> [TASK OBJECTIVE]:
Look through the data below and return each line where "screenshot" appears.

### THE RECORDS

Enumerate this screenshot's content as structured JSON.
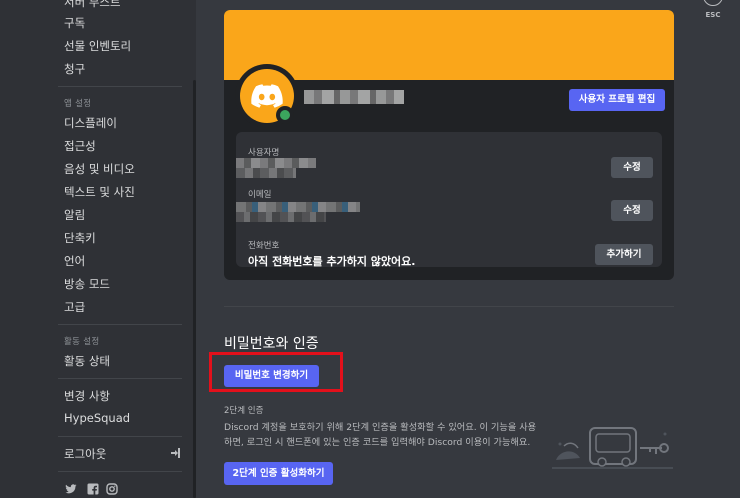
{
  "sidebar": {
    "top_items": [
      {
        "label": "서버 부스트"
      },
      {
        "label": "구독"
      },
      {
        "label": "선물 인벤토리"
      },
      {
        "label": "청구"
      }
    ],
    "app_settings_header": "앱 설정",
    "app_items": [
      {
        "label": "디스플레이"
      },
      {
        "label": "접근성"
      },
      {
        "label": "음성 및 비디오"
      },
      {
        "label": "텍스트 및 사진"
      },
      {
        "label": "알림"
      },
      {
        "label": "단축키"
      },
      {
        "label": "언어"
      },
      {
        "label": "방송 모드"
      },
      {
        "label": "고급"
      }
    ],
    "activity_header": "활동 설정",
    "activity_items": [
      {
        "label": "활동 상태"
      }
    ],
    "misc_items": [
      {
        "label": "변경 사항"
      },
      {
        "label": "HypeSquad"
      }
    ],
    "logout_label": "로그아웃",
    "social_icons": [
      "twitter-icon",
      "facebook-icon",
      "instagram-icon"
    ]
  },
  "close": {
    "label": "ESC"
  },
  "account_card": {
    "banner_color": "#faa61a",
    "edit_profile_label": "사용자 프로필 편집",
    "status_color": "#3ba55d",
    "username_label": "사용자명",
    "username_edit_label": "수정",
    "email_label": "이메일",
    "email_edit_label": "수정",
    "phone_label": "전화번호",
    "phone_value": "아직 전화번호를 추가하지 않았어요.",
    "phone_add_label": "추가하기"
  },
  "password_section": {
    "title": "비밀번호와 인증",
    "change_password_label": "비밀번호 변경하기",
    "tfa_header": "2단계 인증",
    "tfa_description": "Discord 계정을 보호하기 위해 2단계 인증을 활성화할 수 있어요. 이 기능을 사용하면, 로그인 시 핸드폰에 있는 인증 코드를 입력해야 Discord 이용이 가능해요.",
    "tfa_enable_label": "2단계 인증 활성화하기"
  },
  "colors": {
    "accent": "#5865f2",
    "highlight_box": "#e3101b"
  }
}
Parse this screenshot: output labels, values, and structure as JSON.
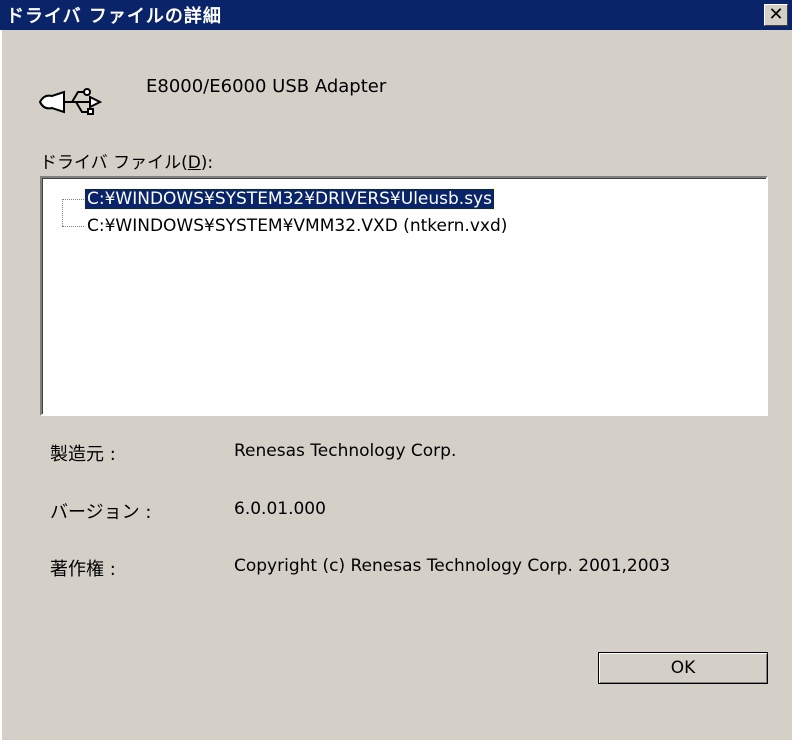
{
  "window": {
    "title": "ドライバ ファイルの詳細",
    "close_label": "✕"
  },
  "device": {
    "icon": "usb-icon",
    "name": "E8000/E6000 USB Adapter"
  },
  "driver_files": {
    "label_prefix": "ドライバ ファイル(",
    "label_accel": "D",
    "label_suffix": "):",
    "items": [
      {
        "path": "C:¥WINDOWS¥SYSTEM32¥DRIVERS¥Uleusb.sys",
        "selected": true
      },
      {
        "path": "C:¥WINDOWS¥SYSTEM¥VMM32.VXD (ntkern.vxd)",
        "selected": false
      }
    ]
  },
  "details": {
    "provider_label": "製造元 :",
    "provider_value": "Renesas Technology Corp.",
    "version_label": "バージョン :",
    "version_value": "6.0.01.000",
    "copyright_label": "著作権 :",
    "copyright_value": "Copyright (c) Renesas Technology Corp. 2001,2003"
  },
  "buttons": {
    "ok_label": "OK"
  },
  "colors": {
    "titlebar": "#0a246a",
    "dialog_bg": "#d4d0c8",
    "selection": "#0a246a"
  }
}
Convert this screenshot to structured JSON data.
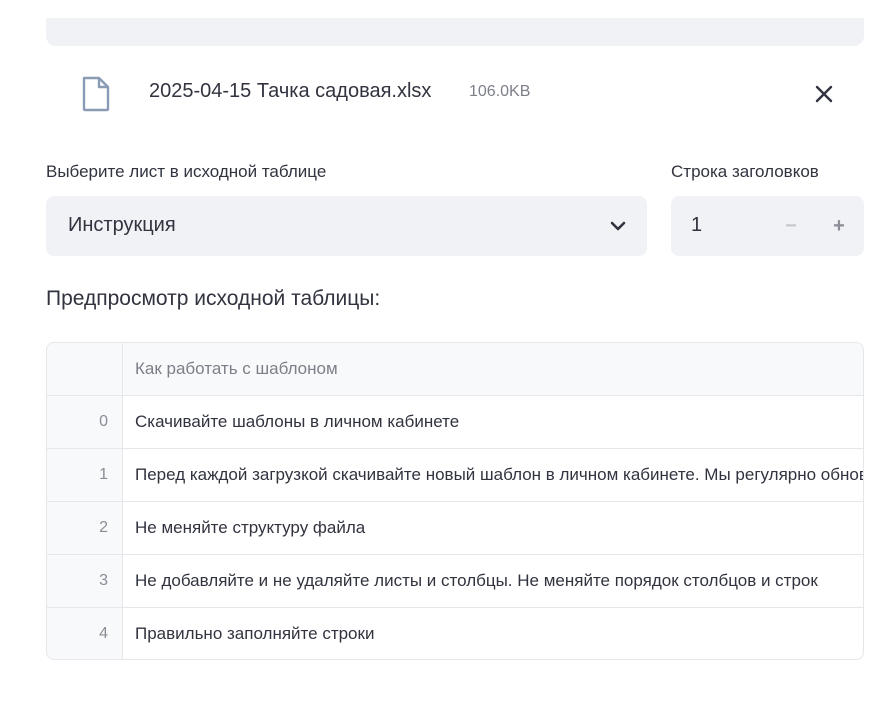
{
  "file": {
    "name": "2025-04-15 Тачка садовая.xlsx",
    "size": "106.0KB",
    "icon": "file-icon"
  },
  "sheet_select": {
    "label": "Выберите лист в исходной таблице",
    "value": "Инструкция"
  },
  "header_row": {
    "label": "Строка заголовков",
    "value": "1",
    "minus": "−",
    "plus": "+"
  },
  "preview": {
    "title": "Предпросмотр исходной таблицы:",
    "column_header": "Как работать с шаблоном",
    "rows": [
      {
        "index": "0",
        "value": "Скачивайте шаблоны в личном кабинете"
      },
      {
        "index": "1",
        "value": "Перед каждой загрузкой скачивайте новый шаблон в личном кабинете. Мы регулярно обновляем шаблоны"
      },
      {
        "index": "2",
        "value": "Не меняйте структуру файла"
      },
      {
        "index": "3",
        "value": "Не добавляйте и не удаляйте листы и столбцы. Не меняйте порядок столбцов и строк"
      },
      {
        "index": "4",
        "value": "Правильно заполняйте строки"
      }
    ]
  }
}
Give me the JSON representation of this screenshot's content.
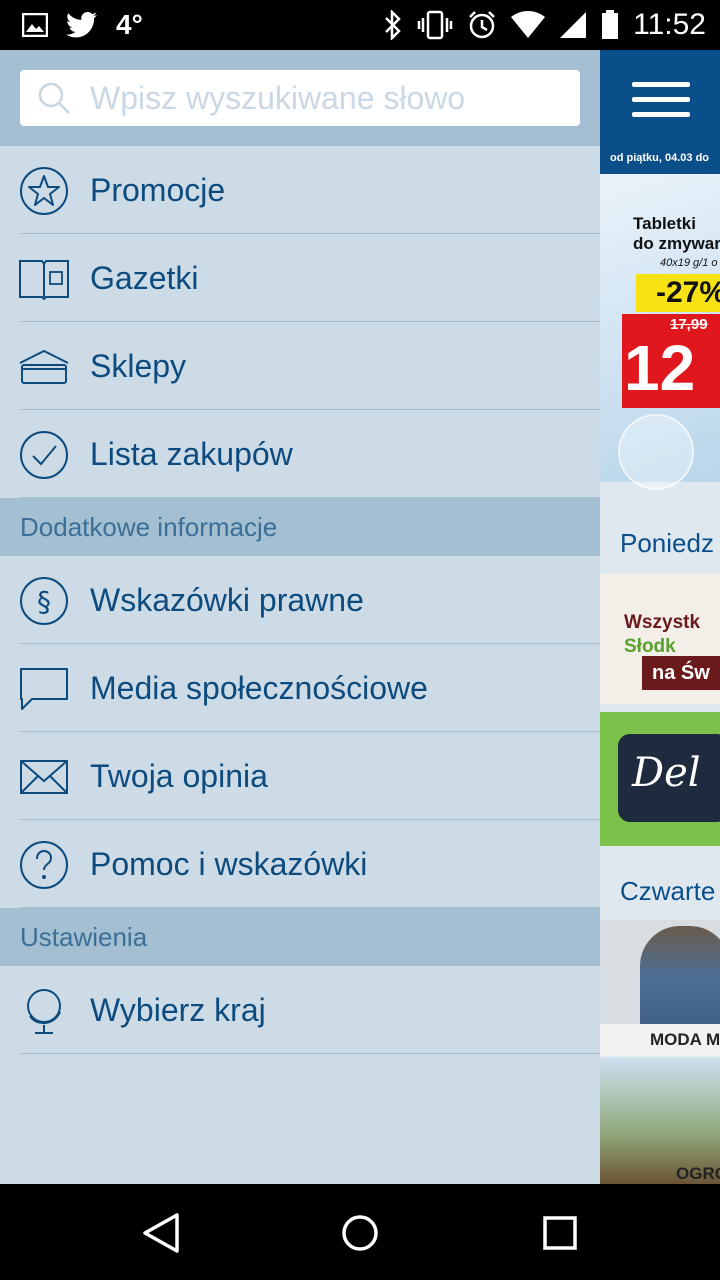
{
  "status_bar": {
    "temperature": "4°",
    "time": "11:52",
    "icons": [
      "image-icon",
      "twitter-icon",
      "bluetooth-icon",
      "vibrate-icon",
      "alarm-icon",
      "wifi-icon",
      "signal-icon",
      "battery-icon"
    ]
  },
  "search": {
    "placeholder": "Wpisz wyszukiwane słowo"
  },
  "menu": {
    "items": [
      {
        "label": "Promocje",
        "icon": "star-icon"
      },
      {
        "label": "Gazetki",
        "icon": "leaflet-icon"
      },
      {
        "label": "Sklepy",
        "icon": "store-icon"
      },
      {
        "label": "Lista zakupów",
        "icon": "check-icon"
      }
    ],
    "section_info": "Dodatkowe informacje",
    "info_items": [
      {
        "label": "Wskazówki prawne",
        "icon": "paragraph-icon"
      },
      {
        "label": "Media społecznościowe",
        "icon": "chat-bubble-icon"
      },
      {
        "label": "Twoja opinia",
        "icon": "envelope-icon"
      },
      {
        "label": "Pomoc i wskazówki",
        "icon": "help-icon"
      }
    ],
    "section_settings": "Ustawienia",
    "settings_items": [
      {
        "label": "Wybierz kraj",
        "icon": "globe-icon"
      }
    ]
  },
  "background": {
    "date_text": "od piątku, 04.03 do",
    "promo_title_1": "Tabletki",
    "promo_title_2": "do zmywar",
    "promo_size": "40x19 g/1 o",
    "promo_discount": "-27%",
    "promo_old_price": "17,99",
    "promo_new_price": "12",
    "section_monday": "Poniedz",
    "tile1_line1": "Wszystk",
    "tile1_line2": "Słodk",
    "tile1_box": "na Św",
    "tile2_text": "Del",
    "section_thursday": "Czwarte",
    "tile3_label": "MODA M",
    "tile4_label": "OGRO"
  },
  "colors": {
    "drawer_bg": "#cddbe6",
    "section_bg": "#a4bfd2",
    "label_blue": "#0d4b7f",
    "appbar_blue": "#0b4f8a"
  }
}
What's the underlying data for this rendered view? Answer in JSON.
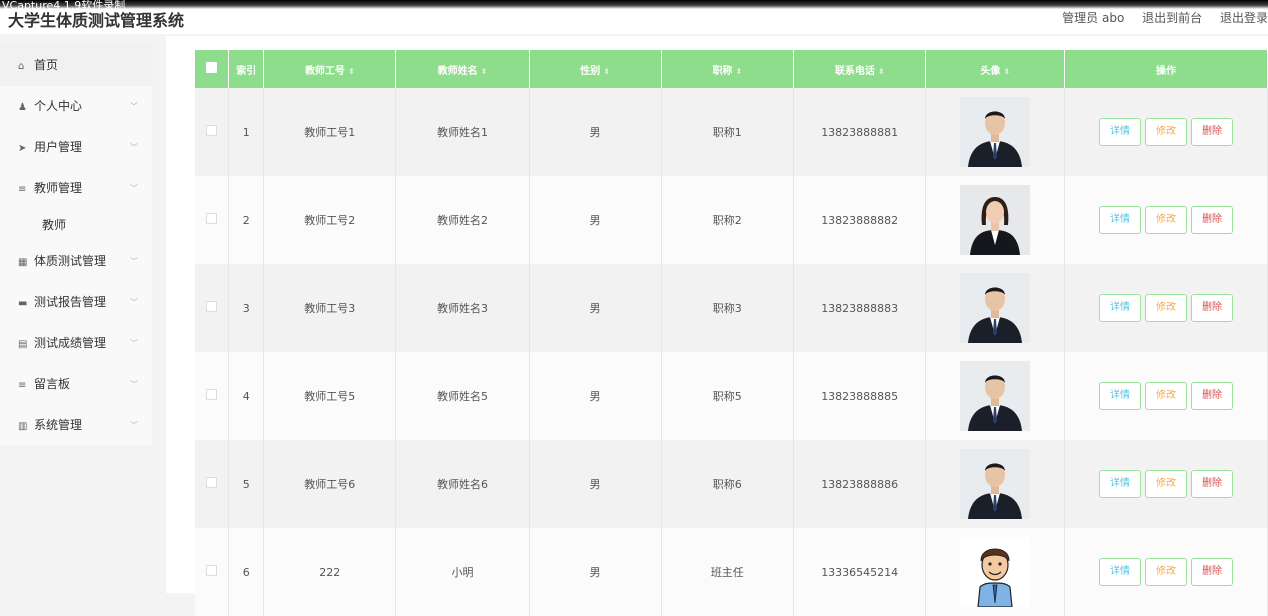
{
  "watermark": "VCapture4.1.9软件录制",
  "app_title": "大学生体质测试管理系统",
  "top_links": [
    "管理员 abo",
    "退出到前台",
    "退出登录"
  ],
  "sidebar": {
    "items": [
      {
        "label": "首页",
        "icon": "home-icon"
      },
      {
        "label": "个人中心",
        "icon": "user-icon"
      },
      {
        "label": "用户管理",
        "icon": "send-icon"
      },
      {
        "label": "教师管理",
        "icon": "menu-icon",
        "sub": "教师"
      },
      {
        "label": "体质测试管理",
        "icon": "grid-icon"
      },
      {
        "label": "测试报告管理",
        "icon": "monitor-icon"
      },
      {
        "label": "测试成绩管理",
        "icon": "document-icon"
      },
      {
        "label": "留言板",
        "icon": "menu-icon"
      },
      {
        "label": "系统管理",
        "icon": "chart-icon"
      }
    ]
  },
  "table": {
    "headers": [
      "索引",
      "教师工号",
      "教师姓名",
      "性别",
      "职称",
      "联系电话",
      "头像",
      "操作"
    ],
    "actions": {
      "detail": "详情",
      "edit": "修改",
      "delete": "删除"
    },
    "rows": [
      {
        "index": "1",
        "id": "教师工号1",
        "name": "教师姓名1",
        "gender": "男",
        "title": "职称1",
        "phone": "13823888881",
        "avatar": "man-suit-photo"
      },
      {
        "index": "2",
        "id": "教师工号2",
        "name": "教师姓名2",
        "gender": "男",
        "title": "职称2",
        "phone": "13823888882",
        "avatar": "woman-suit-photo"
      },
      {
        "index": "3",
        "id": "教师工号3",
        "name": "教师姓名3",
        "gender": "男",
        "title": "职称3",
        "phone": "13823888883",
        "avatar": "man-suit-photo"
      },
      {
        "index": "4",
        "id": "教师工号5",
        "name": "教师姓名5",
        "gender": "男",
        "title": "职称5",
        "phone": "13823888885",
        "avatar": "man-suit-photo"
      },
      {
        "index": "5",
        "id": "教师工号6",
        "name": "教师姓名6",
        "gender": "男",
        "title": "职称6",
        "phone": "13823888886",
        "avatar": "man-suit-photo"
      },
      {
        "index": "6",
        "id": "222",
        "name": "小明",
        "gender": "男",
        "title": "班主任",
        "phone": "13336545214",
        "avatar": "cartoon-man"
      }
    ]
  }
}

######

> [EXPECTED ANSWER]:
Enumerate this screenshot's content as structured JSON.
Parse this screenshot: output labels, values, and structure as JSON.
Convert this screenshot to structured JSON data.
Give me the JSON representation of this screenshot's content.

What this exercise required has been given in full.